*** Data provided

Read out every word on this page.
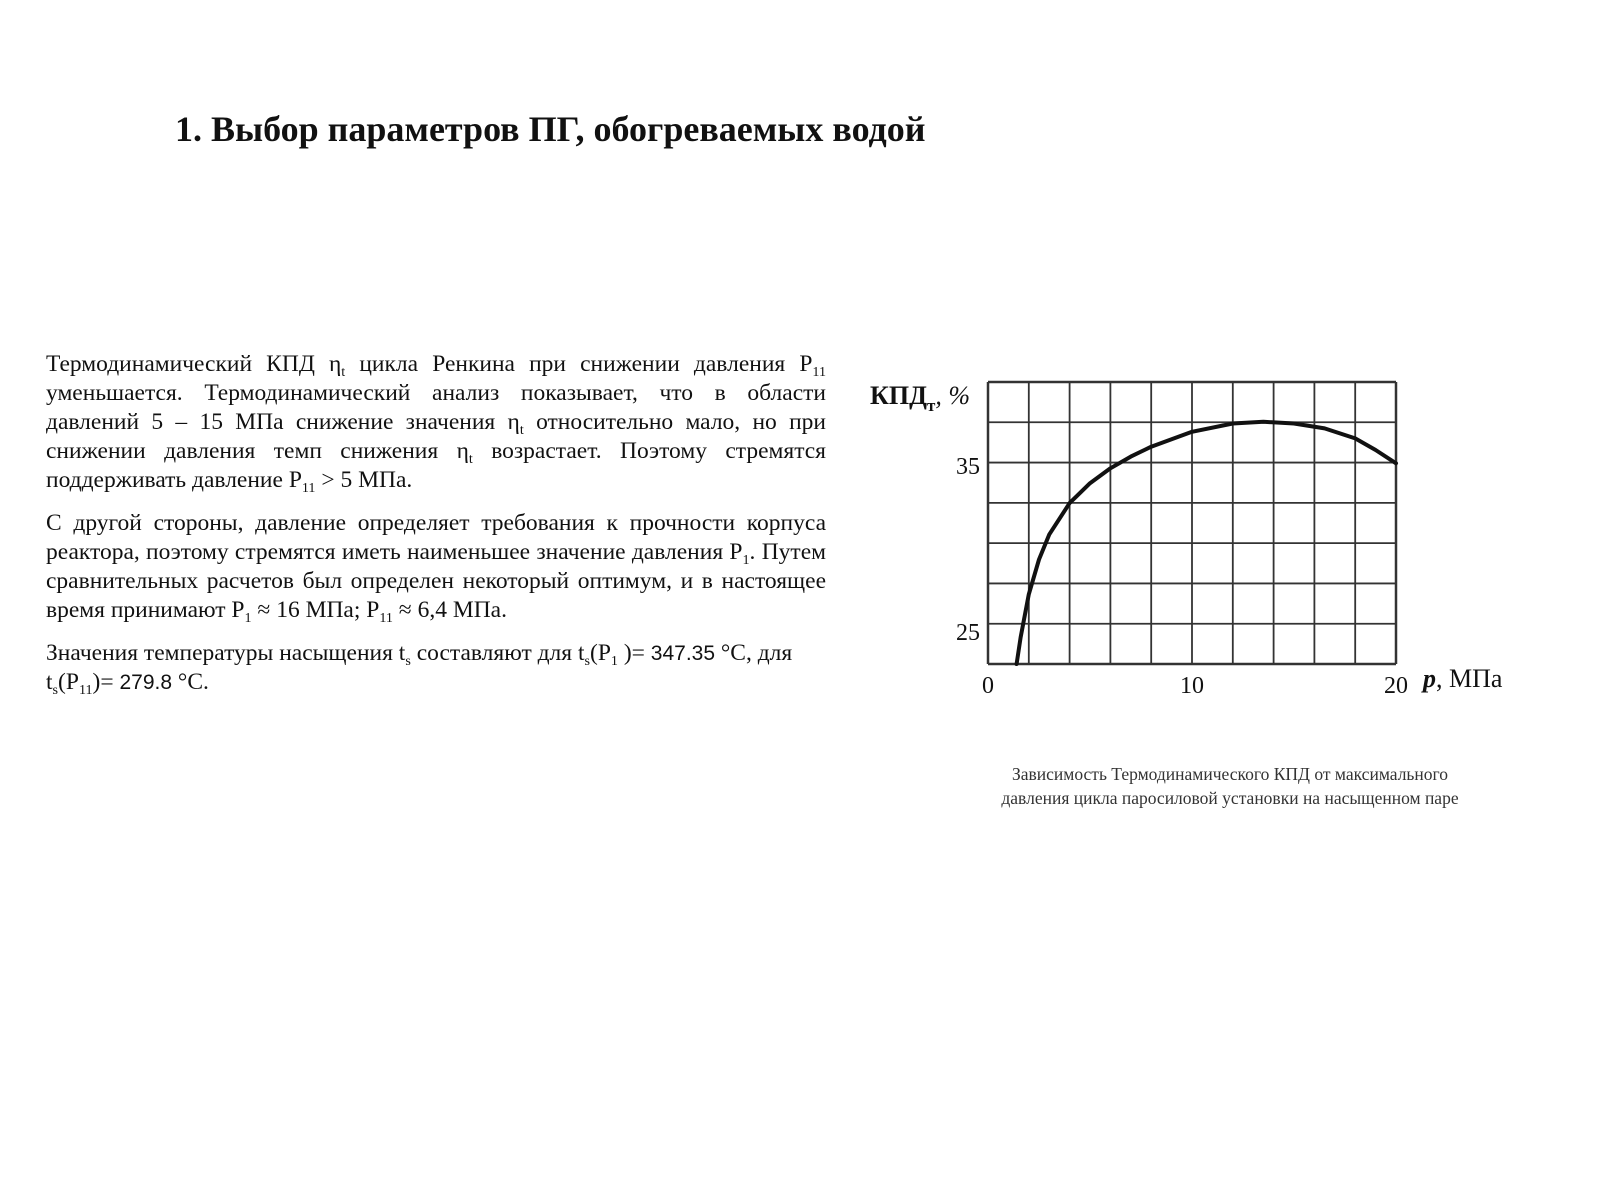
1. Выбор параметров ПГ, обогреваемых водой

Термодинамический КПД $\eta_t$ цикла Ренкина при снижении давления $Р_{11}$ уменьшается. Термодинамический анализ показывает, что в области давлений 5 – 15 МПа снижение значения $\eta_t$ относительно мало, но при снижении давления темп снижения $\eta_t$ возрастает. Поэтому стремятся поддерживать давление $Р_{11} > 5$ МПа.

С другой стороны, давление определяет требования к прочности корпуса реактора, поэтому стремятся иметь наименьшее значение давления $Р_1$. Путем сравнительных расчетов был определен некоторый оптимум, и в настоящее время принимают $Р_1 \approx 16$ МПа; $Р_{11} \approx 6,4$ МПа.

Значения температуры насыщения $t_s$ составляют для $t_s(Р_1$ )= 347.35 °С, для $t_s(Р_{11})= 279.8$ °С.	0	10	20
25
35
$КПД_т$, %
p, МПа
Зависимость Термодинамического КПД от максимального
давления цикла паросиловой установки на насыщенном паре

******

Task directions:
Transcribe every line in the entries above, taking out only the images.

Task result:
Read out every word on this page.
1. Выбор параметров ПГ, обогреваемых водой

Термодинамический КПД $\eta_t$ цикла Ренкина при снижении давления $Р_{11}$ уменьшается. Термодинамический анализ показывает, что в области давлений 5 – 15 МПа снижение значения $\eta_t$ относительно мало, но при снижении давления темп снижения $\eta_t$ возрастает. Поэтому стремятся поддерживать давление $Р_{11} > 5$ МПа.

С другой стороны, давление определяет требования к прочности корпуса реактора, поэтому стремятся иметь наименьшее значение давления $Р_1$. Путем сравнительных расчетов был определен некоторый оптимум, и в настоящее время принимают $Р_1 \approx 16$ МПа; $Р_{11} \approx 6,4$ МПа.

Значения температуры насыщения $t_s$ составляют для $t_s(Р_1$ )= 347.35 °С, для $t_s(Р_{11})= 279.8$ °С.	0	10	20
25
35
$КПД_т$, %
p, МПа
Зависимость Термодинамического КПД от максимального
давления цикла паросиловой установки на насыщенном паре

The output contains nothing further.